## GIVEN EXERCISE
Below are entries. Pull out all lines containing "JSON".

** start of DATA FOR PROCESSING **

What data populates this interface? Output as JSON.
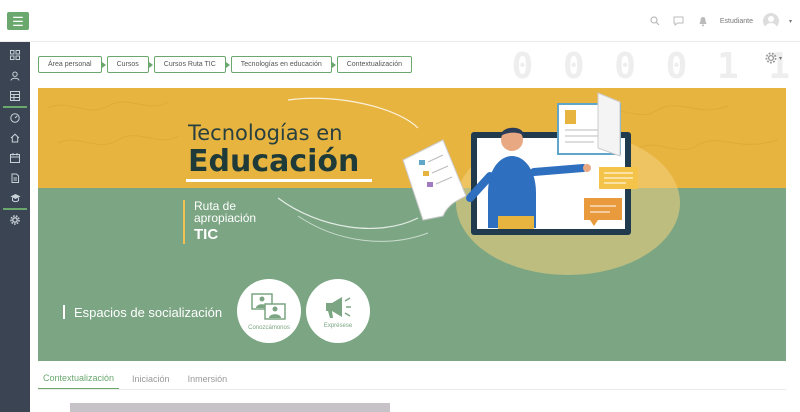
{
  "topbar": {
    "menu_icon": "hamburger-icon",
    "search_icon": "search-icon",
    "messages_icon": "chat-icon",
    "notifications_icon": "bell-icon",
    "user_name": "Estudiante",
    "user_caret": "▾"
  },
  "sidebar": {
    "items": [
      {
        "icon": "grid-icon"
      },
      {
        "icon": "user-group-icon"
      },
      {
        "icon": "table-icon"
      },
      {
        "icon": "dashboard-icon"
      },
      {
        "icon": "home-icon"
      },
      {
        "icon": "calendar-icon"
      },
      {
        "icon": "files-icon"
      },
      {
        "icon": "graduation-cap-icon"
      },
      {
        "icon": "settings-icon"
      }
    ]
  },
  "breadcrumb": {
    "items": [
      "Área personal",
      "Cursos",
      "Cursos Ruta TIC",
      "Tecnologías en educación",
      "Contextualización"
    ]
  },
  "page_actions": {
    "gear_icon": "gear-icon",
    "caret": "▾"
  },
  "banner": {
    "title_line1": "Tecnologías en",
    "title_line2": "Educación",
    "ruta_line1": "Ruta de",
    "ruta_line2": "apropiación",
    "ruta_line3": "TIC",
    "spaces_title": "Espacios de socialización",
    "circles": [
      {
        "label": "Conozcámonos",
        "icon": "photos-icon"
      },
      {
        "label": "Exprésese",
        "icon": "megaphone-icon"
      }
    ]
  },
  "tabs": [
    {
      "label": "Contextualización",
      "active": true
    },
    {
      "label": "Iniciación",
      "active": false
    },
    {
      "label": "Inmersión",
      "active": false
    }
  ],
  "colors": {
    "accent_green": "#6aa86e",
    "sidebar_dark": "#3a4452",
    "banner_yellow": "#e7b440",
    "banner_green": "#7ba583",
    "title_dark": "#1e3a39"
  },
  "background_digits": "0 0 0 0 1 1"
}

** end of DATA FOR PROCESSING **
** start of DATA FOR PROCESSING **

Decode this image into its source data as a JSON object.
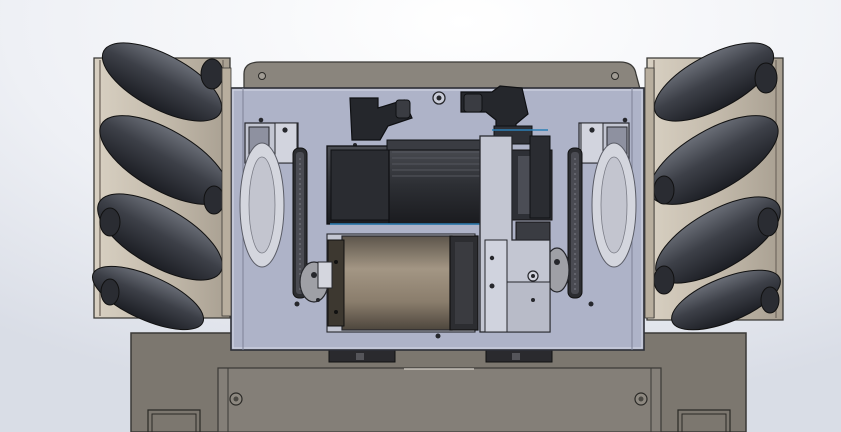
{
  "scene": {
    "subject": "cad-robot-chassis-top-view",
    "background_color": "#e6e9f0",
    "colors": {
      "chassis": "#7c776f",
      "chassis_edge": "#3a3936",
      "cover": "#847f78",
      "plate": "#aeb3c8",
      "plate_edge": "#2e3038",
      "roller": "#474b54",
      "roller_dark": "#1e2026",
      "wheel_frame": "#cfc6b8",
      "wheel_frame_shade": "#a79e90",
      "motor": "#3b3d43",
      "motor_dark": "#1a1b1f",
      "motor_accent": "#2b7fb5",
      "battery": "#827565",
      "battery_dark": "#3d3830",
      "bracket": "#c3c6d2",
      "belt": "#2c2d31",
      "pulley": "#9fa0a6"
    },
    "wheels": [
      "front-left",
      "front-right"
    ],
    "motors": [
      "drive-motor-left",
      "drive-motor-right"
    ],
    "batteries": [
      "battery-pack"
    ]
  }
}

** end of DATA FOR PROCESSING **

## RESPONSE TO THIS TASK
What data populates this interface? Output as JSON.
Decode this image into its source data as a JSON object.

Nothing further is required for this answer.